*** Records shown ***
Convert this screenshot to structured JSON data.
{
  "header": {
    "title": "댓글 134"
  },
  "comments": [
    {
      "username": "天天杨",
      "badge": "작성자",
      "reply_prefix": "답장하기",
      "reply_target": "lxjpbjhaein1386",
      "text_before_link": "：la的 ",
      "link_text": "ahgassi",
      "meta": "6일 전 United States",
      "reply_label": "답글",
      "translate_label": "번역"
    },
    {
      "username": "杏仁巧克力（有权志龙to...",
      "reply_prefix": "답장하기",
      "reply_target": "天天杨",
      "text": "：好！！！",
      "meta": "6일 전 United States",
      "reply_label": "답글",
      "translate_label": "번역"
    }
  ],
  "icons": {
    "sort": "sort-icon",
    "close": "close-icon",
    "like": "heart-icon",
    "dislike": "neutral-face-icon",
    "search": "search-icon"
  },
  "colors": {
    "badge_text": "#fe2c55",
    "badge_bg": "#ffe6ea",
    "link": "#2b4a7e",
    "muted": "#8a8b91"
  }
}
***
• [Problem requirements] Reproduce every entry shown above, precisely as it stands.

• [Written answer]
Convert this screenshot to structured JSON data.
{
  "header": {
    "title": "댓글 134"
  },
  "comments": [
    {
      "username": "天天杨",
      "badge": "작성자",
      "reply_prefix": "답장하기",
      "reply_target": "lxjpbjhaein1386",
      "text_before_link": "：la的 ",
      "link_text": "ahgassi",
      "meta": "6일 전 United States",
      "reply_label": "답글",
      "translate_label": "번역"
    },
    {
      "username": "杏仁巧克力（有权志龙to...",
      "reply_prefix": "답장하기",
      "reply_target": "天天杨",
      "text": "：好！！！",
      "meta": "6일 전 United States",
      "reply_label": "답글",
      "translate_label": "번역"
    }
  ],
  "icons": {
    "sort": "sort-icon",
    "close": "close-icon",
    "like": "heart-icon",
    "dislike": "neutral-face-icon",
    "search": "search-icon"
  },
  "colors": {
    "badge_text": "#fe2c55",
    "badge_bg": "#ffe6ea",
    "link": "#2b4a7e",
    "muted": "#8a8b91"
  }
}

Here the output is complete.